--- Start Data in this exercise ---
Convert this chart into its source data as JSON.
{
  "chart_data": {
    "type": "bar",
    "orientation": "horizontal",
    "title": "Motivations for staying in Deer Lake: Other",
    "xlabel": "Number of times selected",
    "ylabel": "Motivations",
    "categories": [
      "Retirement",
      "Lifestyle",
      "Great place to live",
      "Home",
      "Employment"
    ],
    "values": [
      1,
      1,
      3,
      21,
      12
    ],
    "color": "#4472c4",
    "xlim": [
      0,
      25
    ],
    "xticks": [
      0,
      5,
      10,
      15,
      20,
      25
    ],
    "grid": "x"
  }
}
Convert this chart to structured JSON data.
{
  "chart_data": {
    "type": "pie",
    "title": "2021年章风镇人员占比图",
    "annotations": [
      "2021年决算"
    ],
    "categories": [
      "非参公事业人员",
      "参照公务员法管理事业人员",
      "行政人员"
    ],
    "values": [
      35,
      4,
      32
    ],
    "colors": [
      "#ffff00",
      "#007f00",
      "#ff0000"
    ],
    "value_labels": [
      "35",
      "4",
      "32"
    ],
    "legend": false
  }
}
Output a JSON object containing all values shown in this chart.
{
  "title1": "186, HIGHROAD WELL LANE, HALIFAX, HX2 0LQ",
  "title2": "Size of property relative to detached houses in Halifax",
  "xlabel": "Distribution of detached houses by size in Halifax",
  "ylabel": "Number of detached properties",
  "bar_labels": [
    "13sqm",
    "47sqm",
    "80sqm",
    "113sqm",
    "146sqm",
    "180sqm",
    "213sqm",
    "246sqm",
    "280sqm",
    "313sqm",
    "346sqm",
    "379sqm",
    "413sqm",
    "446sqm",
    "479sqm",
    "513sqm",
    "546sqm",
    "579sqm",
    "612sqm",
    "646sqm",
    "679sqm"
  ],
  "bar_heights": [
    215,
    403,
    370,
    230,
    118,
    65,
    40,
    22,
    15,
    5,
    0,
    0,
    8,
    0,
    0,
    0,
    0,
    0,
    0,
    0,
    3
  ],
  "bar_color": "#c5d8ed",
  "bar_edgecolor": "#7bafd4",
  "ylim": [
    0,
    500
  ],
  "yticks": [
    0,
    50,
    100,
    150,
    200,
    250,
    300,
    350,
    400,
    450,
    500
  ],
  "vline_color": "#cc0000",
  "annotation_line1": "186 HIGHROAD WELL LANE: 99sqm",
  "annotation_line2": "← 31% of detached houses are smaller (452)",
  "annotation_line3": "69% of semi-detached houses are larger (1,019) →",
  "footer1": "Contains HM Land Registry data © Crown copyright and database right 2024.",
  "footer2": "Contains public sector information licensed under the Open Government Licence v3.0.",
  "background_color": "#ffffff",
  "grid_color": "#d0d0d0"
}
--- End Data in this exercise ---
Copy every line exactly. Leave nothing out.

=== Final result ===
Convert this chart into its source data as JSON.
{
  "chart_data": {
    "type": "bar",
    "orientation": "horizontal",
    "title": "Motivations for staying in Deer Lake: Other",
    "xlabel": "Number of times selected",
    "ylabel": "Motivations",
    "categories": [
      "Retirement",
      "Lifestyle",
      "Great place to live",
      "Home",
      "Employment"
    ],
    "values": [
      1,
      1,
      3,
      21,
      12
    ],
    "color": "#4472c4",
    "xlim": [
      0,
      25
    ],
    "xticks": [
      0,
      5,
      10,
      15,
      20,
      25
    ],
    "grid": "x"
  }
}
Convert this chart to structured JSON data.
{
  "chart_data": {
    "type": "pie",
    "title": "2021年章风镇人员占比图",
    "annotations": [
      "2021年决算"
    ],
    "categories": [
      "非参公事业人员",
      "参照公务员法管理事业人员",
      "行政人员"
    ],
    "values": [
      35,
      4,
      32
    ],
    "colors": [
      "#ffff00",
      "#007f00",
      "#ff0000"
    ],
    "value_labels": [
      "35",
      "4",
      "32"
    ],
    "legend": false
  }
}
Output a JSON object containing all values shown in this chart.
{
  "title1": "186, HIGHROAD WELL LANE, HALIFAX, HX2 0LQ",
  "title2": "Size of property relative to detached houses in Halifax",
  "xlabel": "Distribution of detached houses by size in Halifax",
  "ylabel": "Number of detached properties",
  "bar_labels": [
    "13sqm",
    "47sqm",
    "80sqm",
    "113sqm",
    "146sqm",
    "180sqm",
    "213sqm",
    "246sqm",
    "280sqm",
    "313sqm",
    "346sqm",
    "379sqm",
    "413sqm",
    "446sqm",
    "479sqm",
    "513sqm",
    "546sqm",
    "579sqm",
    "612sqm",
    "646sqm",
    "679sqm"
  ],
  "bar_heights": [
    215,
    403,
    370,
    230,
    118,
    65,
    40,
    22,
    15,
    5,
    0,
    0,
    8,
    0,
    0,
    0,
    0,
    0,
    0,
    0,
    3
  ],
  "bar_color": "#c5d8ed",
  "bar_edgecolor": "#7bafd4",
  "ylim": [
    0,
    500
  ],
  "yticks": [
    0,
    50,
    100,
    150,
    200,
    250,
    300,
    350,
    400,
    450,
    500
  ],
  "vline_color": "#cc0000",
  "annotation_line1": "186 HIGHROAD WELL LANE: 99sqm",
  "annotation_line2": "← 31% of detached houses are smaller (452)",
  "annotation_line3": "69% of semi-detached houses are larger (1,019) →",
  "footer1": "Contains HM Land Registry data © Crown copyright and database right 2024.",
  "footer2": "Contains public sector information licensed under the Open Government Licence v3.0.",
  "background_color": "#ffffff",
  "grid_color": "#d0d0d0"
}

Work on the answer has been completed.